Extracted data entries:
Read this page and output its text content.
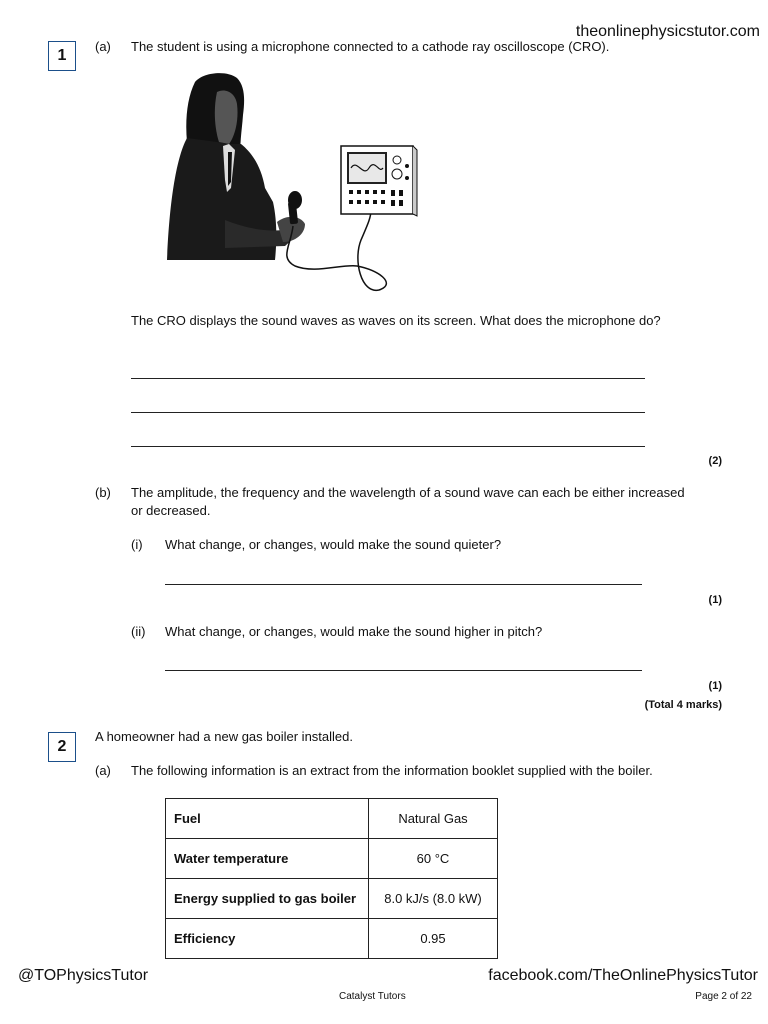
theonlinephysicstutor.com
1
(a) The student is using a microphone connected to a cathode ray oscilloscope (CRO).
The CRO displays the sound waves as waves on its screen. What does the microphone do?
(2)
(b) The amplitude, the frequency and the wavelength of a sound wave can each be either increased or decreased.
(i) What change, or changes, would make the sound quieter?
(1)
(ii) What change, or changes, would make the sound higher in pitch?
(1)
(Total 4 marks)
2
A homeowner had a new gas boiler installed.
(a) The following information is an extract from the information booklet supplied with the boiler.
Fuel	Natural Gas
Water temperature	60 °C
Energy supplied to gas boiler	8.0 kJ/s (8.0 kW)
Efficiency	0.95
@TOPhysicsTutor	facebook.com/TheOnlinePhysicsTutor
Catalyst Tutors	Page 2 of 22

§ **Task directions**:
Write out all the entries exactly, except for the pictures.

§ **Output of the exercise**:
Read this page and output its text content.
theonlinephysicstutor.com
1
(a) The student is using a microphone connected to a cathode ray oscilloscope (CRO).
The CRO displays the sound waves as waves on its screen. What does the microphone do?
(2)
(b) The amplitude, the frequency and the wavelength of a sound wave can each be either increased or decreased.
(i) What change, or changes, would make the sound quieter?
(1)
(ii) What change, or changes, would make the sound higher in pitch?
(1)
(Total 4 marks)
2
A homeowner had a new gas boiler installed.
(a) The following information is an extract from the information booklet supplied with the boiler.
Fuel	Natural Gas
Water temperature	60 °C
Energy supplied to gas boiler	8.0 kJ/s (8.0 kW)
Efficiency	0.95
@TOPhysicsTutor	facebook.com/TheOnlinePhysicsTutor
Catalyst Tutors	Page 2 of 22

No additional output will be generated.